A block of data
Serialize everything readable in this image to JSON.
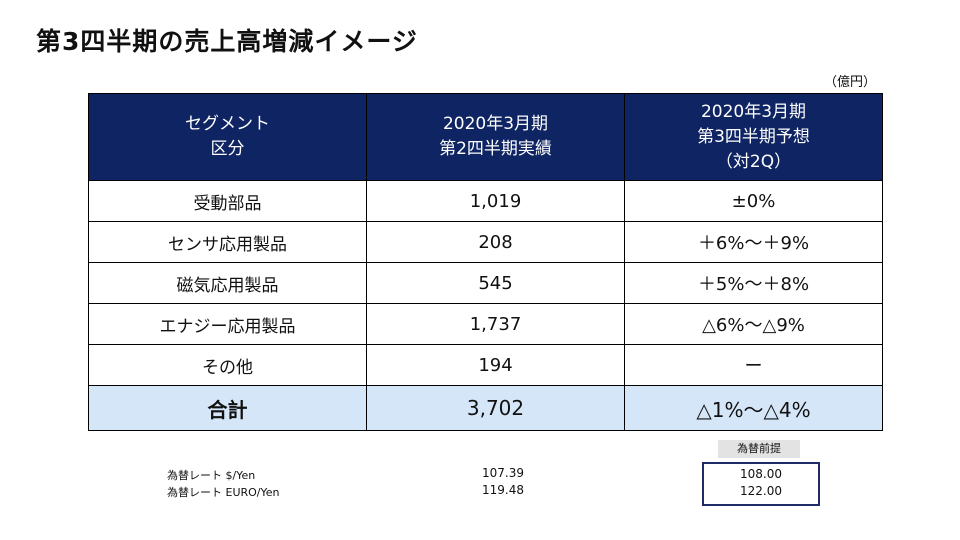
{
  "title": "第3四半期の売上高増減イメージ",
  "unit": "（億円）",
  "table": {
    "headers": {
      "segment": [
        "セグメント",
        "区分"
      ],
      "actual": [
        "2020年3月期",
        "第2四半期実績"
      ],
      "forecast": [
        "2020年3月期",
        "第3四半期予想",
        "（対2Q）"
      ]
    },
    "rows": [
      {
        "segment": "受動部品",
        "actual": "1,019",
        "forecast": "±0%"
      },
      {
        "segment": "センサ応用製品",
        "actual": "208",
        "forecast": "＋6%～＋9%"
      },
      {
        "segment": "磁気応用製品",
        "actual": "545",
        "forecast": "＋5%～＋8%"
      },
      {
        "segment": "エナジー応用製品",
        "actual": "1,737",
        "forecast": "△6%～△9%"
      },
      {
        "segment": "その他",
        "actual": "194",
        "forecast": "ー"
      }
    ],
    "total": {
      "segment": "合計",
      "actual": "3,702",
      "forecast": "△1%～△4%"
    }
  },
  "fx": {
    "assumption_label": "為替前提",
    "rows": [
      {
        "label": "為替レート $/Yen",
        "actual": "107.39",
        "assumption": "108.00"
      },
      {
        "label": "為替レート EURO/Yen",
        "actual": "119.48",
        "assumption": "122.00"
      }
    ]
  },
  "colors": {
    "header_bg": "#0f2462",
    "total_bg": "#d5e6f8",
    "box_border": "#1f2a66"
  }
}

WHAT YOU HAVE TO DO: Without including any pictures, print each record exactly.

EXERCISE SOLUTION:
Serialize everything readable in this image to JSON.
{
  "title": "第3四半期の売上高増減イメージ",
  "unit": "（億円）",
  "table": {
    "headers": {
      "segment": [
        "セグメント",
        "区分"
      ],
      "actual": [
        "2020年3月期",
        "第2四半期実績"
      ],
      "forecast": [
        "2020年3月期",
        "第3四半期予想",
        "（対2Q）"
      ]
    },
    "rows": [
      {
        "segment": "受動部品",
        "actual": "1,019",
        "forecast": "±0%"
      },
      {
        "segment": "センサ応用製品",
        "actual": "208",
        "forecast": "＋6%～＋9%"
      },
      {
        "segment": "磁気応用製品",
        "actual": "545",
        "forecast": "＋5%～＋8%"
      },
      {
        "segment": "エナジー応用製品",
        "actual": "1,737",
        "forecast": "△6%～△9%"
      },
      {
        "segment": "その他",
        "actual": "194",
        "forecast": "ー"
      }
    ],
    "total": {
      "segment": "合計",
      "actual": "3,702",
      "forecast": "△1%～△4%"
    }
  },
  "fx": {
    "assumption_label": "為替前提",
    "rows": [
      {
        "label": "為替レート $/Yen",
        "actual": "107.39",
        "assumption": "108.00"
      },
      {
        "label": "為替レート EURO/Yen",
        "actual": "119.48",
        "assumption": "122.00"
      }
    ]
  },
  "colors": {
    "header_bg": "#0f2462",
    "total_bg": "#d5e6f8",
    "box_border": "#1f2a66"
  }
}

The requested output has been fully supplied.